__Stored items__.

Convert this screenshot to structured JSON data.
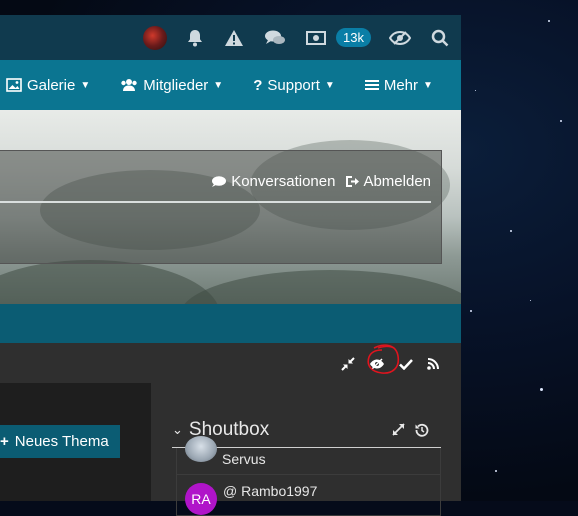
{
  "topbar": {
    "notification_count": "13k"
  },
  "nav": {
    "items": [
      {
        "label": "Galerie"
      },
      {
        "label": "Mitglieder"
      },
      {
        "label": "Support"
      },
      {
        "label": "Mehr"
      }
    ]
  },
  "user_panel": {
    "conversations_label": "Konversationen",
    "logout_label": "Abmelden"
  },
  "actions": {
    "new_thread_label": "Neues Thema"
  },
  "shoutbox": {
    "title": "Shoutbox",
    "messages": [
      {
        "text": "Servus"
      },
      {
        "author_initials": "RA",
        "text": "@ Rambo1997"
      }
    ]
  },
  "colors": {
    "topbar": "#103a4e",
    "navbar": "#0b7591",
    "accent": "#0b5c73",
    "annotation": "#e0141e"
  }
}
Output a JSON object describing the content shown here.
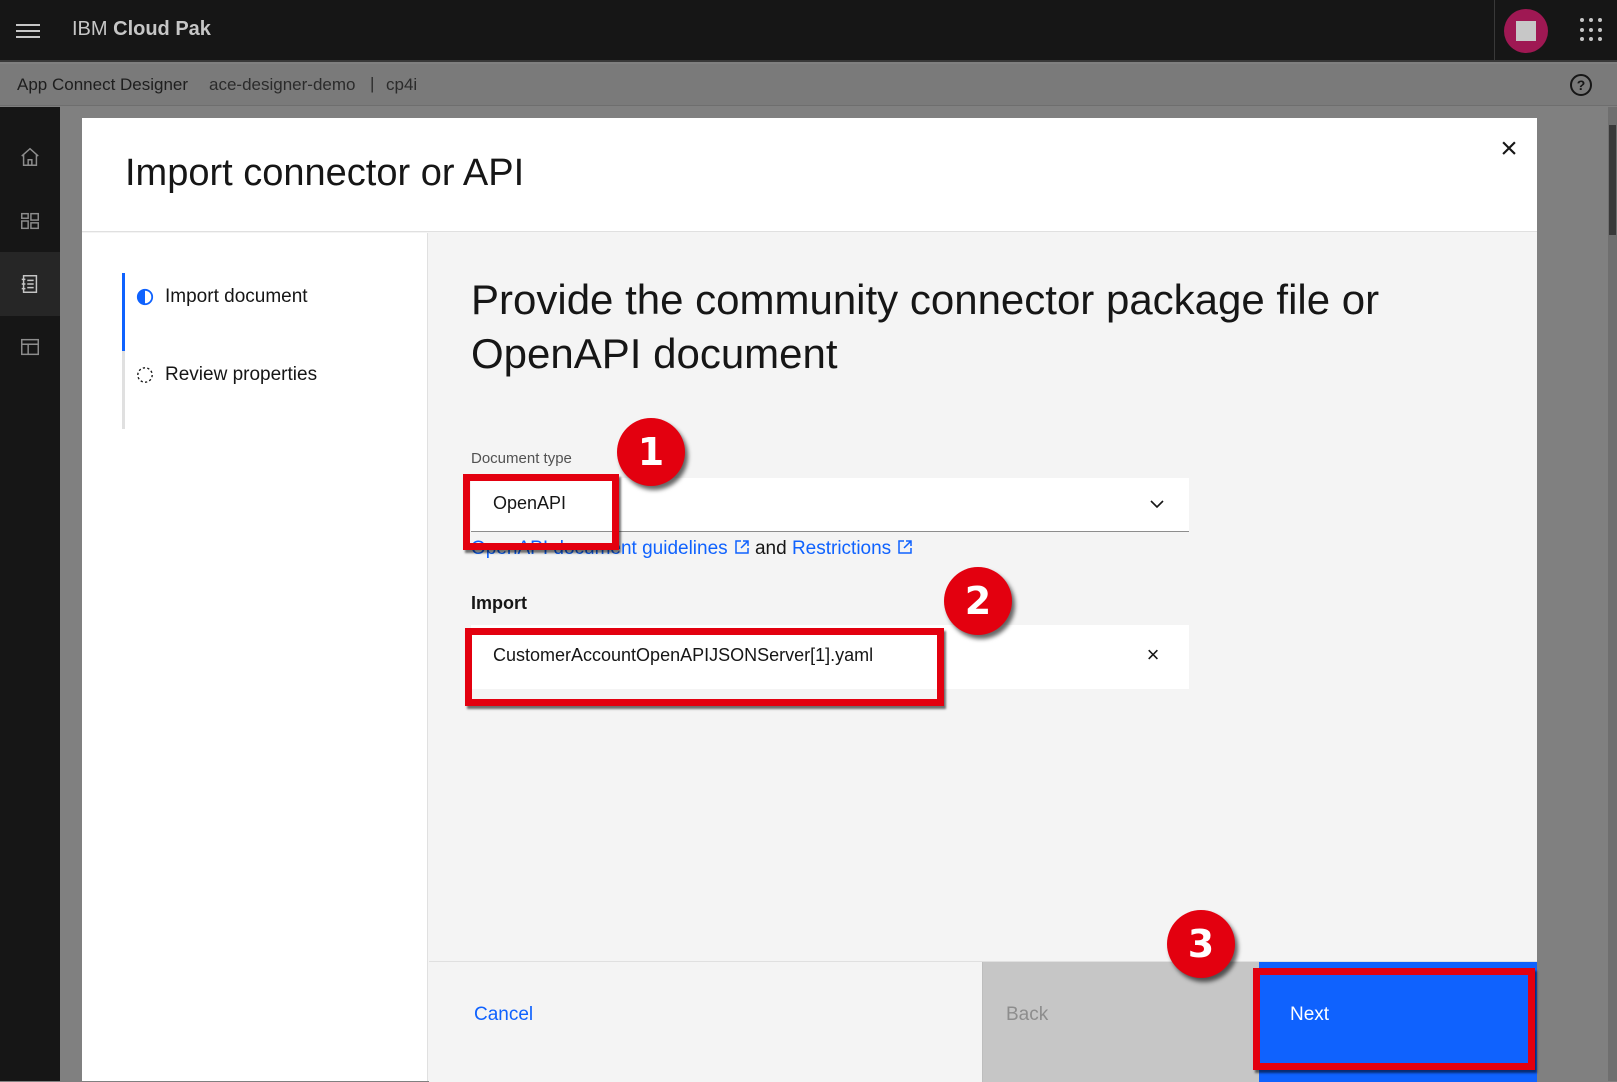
{
  "header": {
    "brand_prefix": "IBM",
    "brand_name": "Cloud Pak"
  },
  "subheader": {
    "app": "App Connect Designer",
    "instance": "ace-designer-demo",
    "separator": "|",
    "namespace": "cp4i"
  },
  "rail": {
    "icons": [
      "home-icon",
      "dashboard-icon",
      "catalog-icon",
      "templates-icon"
    ],
    "active": "catalog-icon"
  },
  "modal": {
    "title": "Import connector or API",
    "steps": [
      {
        "label": "Import document",
        "state": "current"
      },
      {
        "label": "Review properties",
        "state": "incomplete"
      }
    ],
    "heading": "Provide the community connector package file or OpenAPI document",
    "document_type": {
      "label": "Document type",
      "value": "OpenAPI"
    },
    "links": {
      "guidelines": "OpenAPI document guidelines",
      "and": "and",
      "restrictions": "Restrictions"
    },
    "import": {
      "label": "Import",
      "filename": "CustomerAccountOpenAPIJSONServer[1].yaml"
    },
    "footer": {
      "cancel": "Cancel",
      "back": "Back",
      "next": "Next"
    }
  },
  "annotations": {
    "badges": [
      "1",
      "2",
      "3"
    ],
    "color": "#e3000f"
  },
  "colors": {
    "accent": "#0f62fe",
    "header_bg": "#161616",
    "avatar": "#9f1853"
  }
}
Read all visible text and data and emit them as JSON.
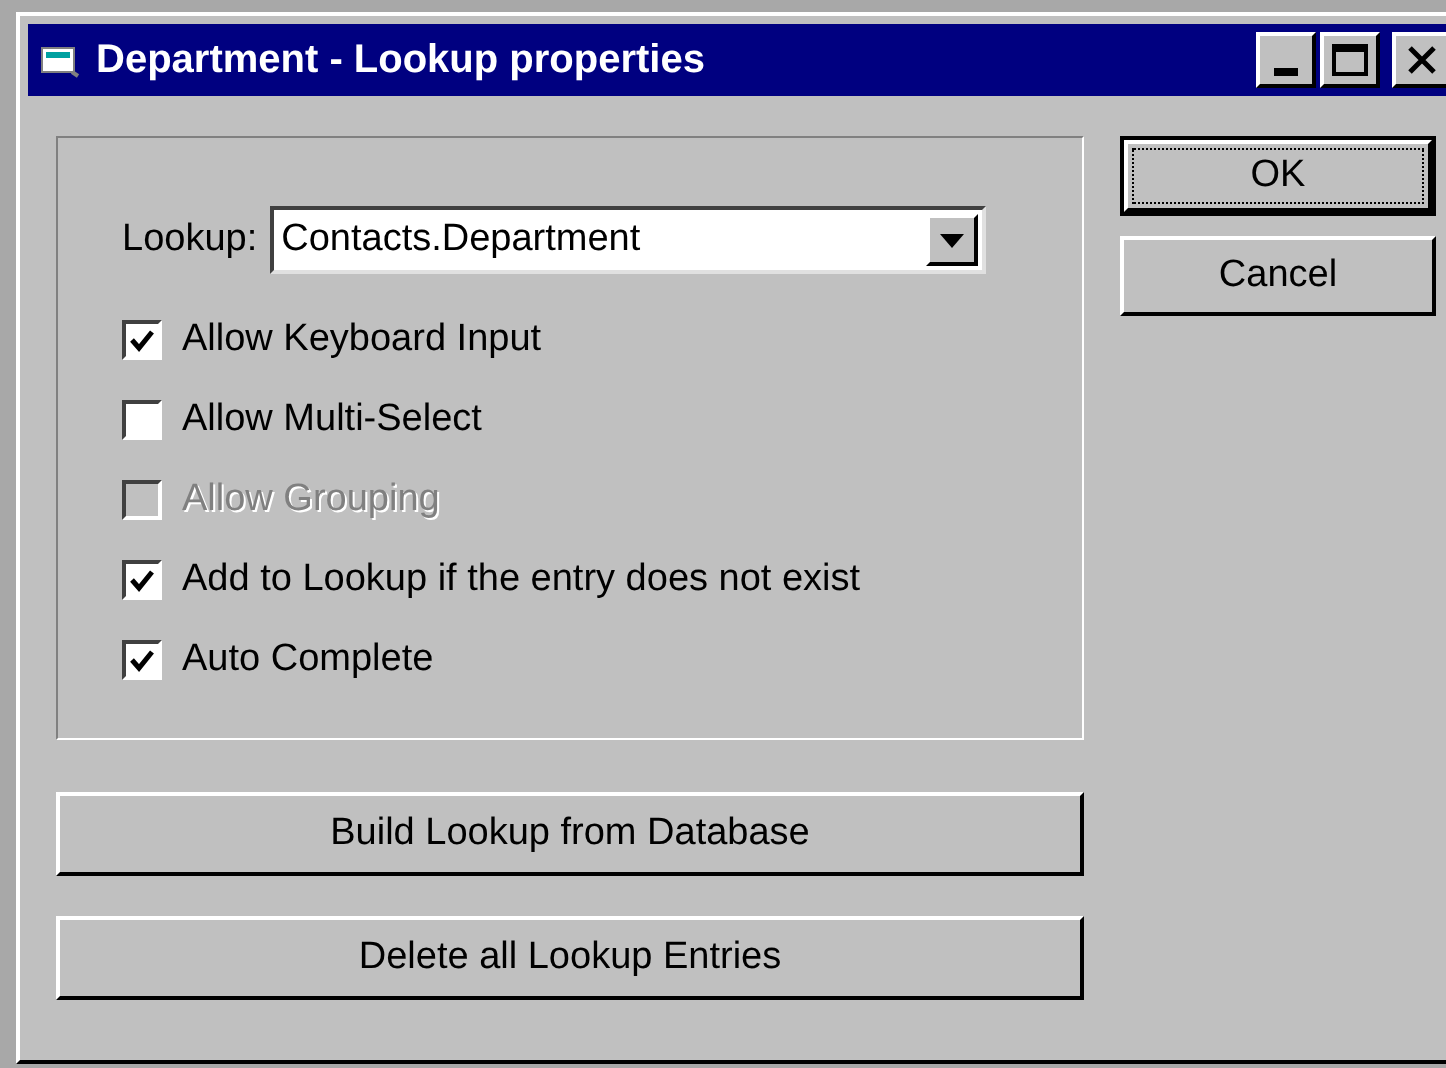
{
  "window": {
    "title": "Department - Lookup properties"
  },
  "lookup": {
    "label": "Lookup:",
    "value": "Contacts.Department"
  },
  "options": [
    {
      "label": "Allow Keyboard Input",
      "checked": true,
      "disabled": false
    },
    {
      "label": "Allow Multi-Select",
      "checked": false,
      "disabled": false
    },
    {
      "label": "Allow Grouping",
      "checked": false,
      "disabled": true
    },
    {
      "label": "Add to Lookup if the entry does not exist",
      "checked": true,
      "disabled": false
    },
    {
      "label": "Auto Complete",
      "checked": true,
      "disabled": false
    }
  ],
  "side_buttons": [
    {
      "label": "OK",
      "focused": true
    },
    {
      "label": "Cancel",
      "focused": false
    }
  ],
  "actions": [
    "Build Lookup from Database",
    "Delete all Lookup Entries"
  ]
}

__WRITTEN PROBLEM__. Set down all the data again exactly as above, pictures excluded.

__EXERCISE SOLUTION__.
Convert this screenshot to structured JSON data.
{
  "topbar": {
    "notification_count": "13k"
  },
  "nav": {
    "items": [
      {
        "label": "Galerie"
      },
      {
        "label": "Mitglieder"
      },
      {
        "label": "Support"
      },
      {
        "label": "Mehr"
      }
    ]
  },
  "user_panel": {
    "conversations_label": "Konversationen",
    "logout_label": "Abmelden"
  },
  "actions": {
    "new_thread_label": "Neues Thema"
  },
  "shoutbox": {
    "title": "Shoutbox",
    "messages": [
      {
        "text": "Servus"
      },
      {
        "author_initials": "RA",
        "text": "@ Rambo1997"
      }
    ]
  },
  "colors": {
    "topbar": "#103a4e",
    "navbar": "#0b7591",
    "accent": "#0b5c73",
    "annotation": "#e0141e"
  }
}
Output a JSON object describing the content shown here.
{
  "header": {
    "brand_prefix": "IBM",
    "brand_name": "Cloud Pak"
  },
  "subheader": {
    "app": "App Connect Designer",
    "instance": "ace-designer-demo",
    "separator": "|",
    "namespace": "cp4i"
  },
  "rail": {
    "icons": [
      "home-icon",
      "dashboard-icon",
      "catalog-icon",
      "templates-icon"
    ],
    "active": "catalog-icon"
  },
  "modal": {
    "title": "Import connector or API",
    "steps": [
      {
        "label": "Import document",
        "state": "current"
      },
      {
        "label": "Review properties",
        "state": "incomplete"
      }
    ],
    "heading": "Provide the community connector package file or OpenAPI document",
    "document_type": {
      "label": "Document type",
      "value": "OpenAPI"
    },
    "links": {
      "guidelines": "OpenAPI document guidelines",
      "and": "and",
      "restrictions": "Restrictions"
    },
    "import": {
      "label": "Import",
      "filename": "CustomerAccountOpenAPIJSONServer[1].yaml"
    },
    "footer": {
      "cancel": "Cancel",
      "back": "Back",
      "next": "Next"
    }
  },
  "annotations": {
    "badges": [
      "1",
      "2",
      "3"
    ],
    "color": "#e3000f"
  },
  "colors": {
    "accent": "#0f62fe",
    "header_bg": "#161616",
    "avatar": "#9f1853"
  }
}
Read all visible text and data and emit them as JSON.
{
  "window": {
    "title": "Department - Lookup properties"
  },
  "lookup": {
    "label": "Lookup:",
    "value": "Contacts.Department"
  },
  "options": [
    {
      "label": "Allow Keyboard Input",
      "checked": true,
      "disabled": false
    },
    {
      "label": "Allow Multi-Select",
      "checked": false,
      "disabled": false
    },
    {
      "label": "Allow Grouping",
      "checked": false,
      "disabled": true
    },
    {
      "label": "Add to Lookup if the entry does not exist",
      "checked": true,
      "disabled": false
    },
    {
      "label": "Auto Complete",
      "checked": true,
      "disabled": false
    }
  ],
  "side_buttons": [
    {
      "label": "OK",
      "focused": true
    },
    {
      "label": "Cancel",
      "focused": false
    }
  ],
  "actions": [
    "Build Lookup from Database",
    "Delete all Lookup Entries"
  ]
}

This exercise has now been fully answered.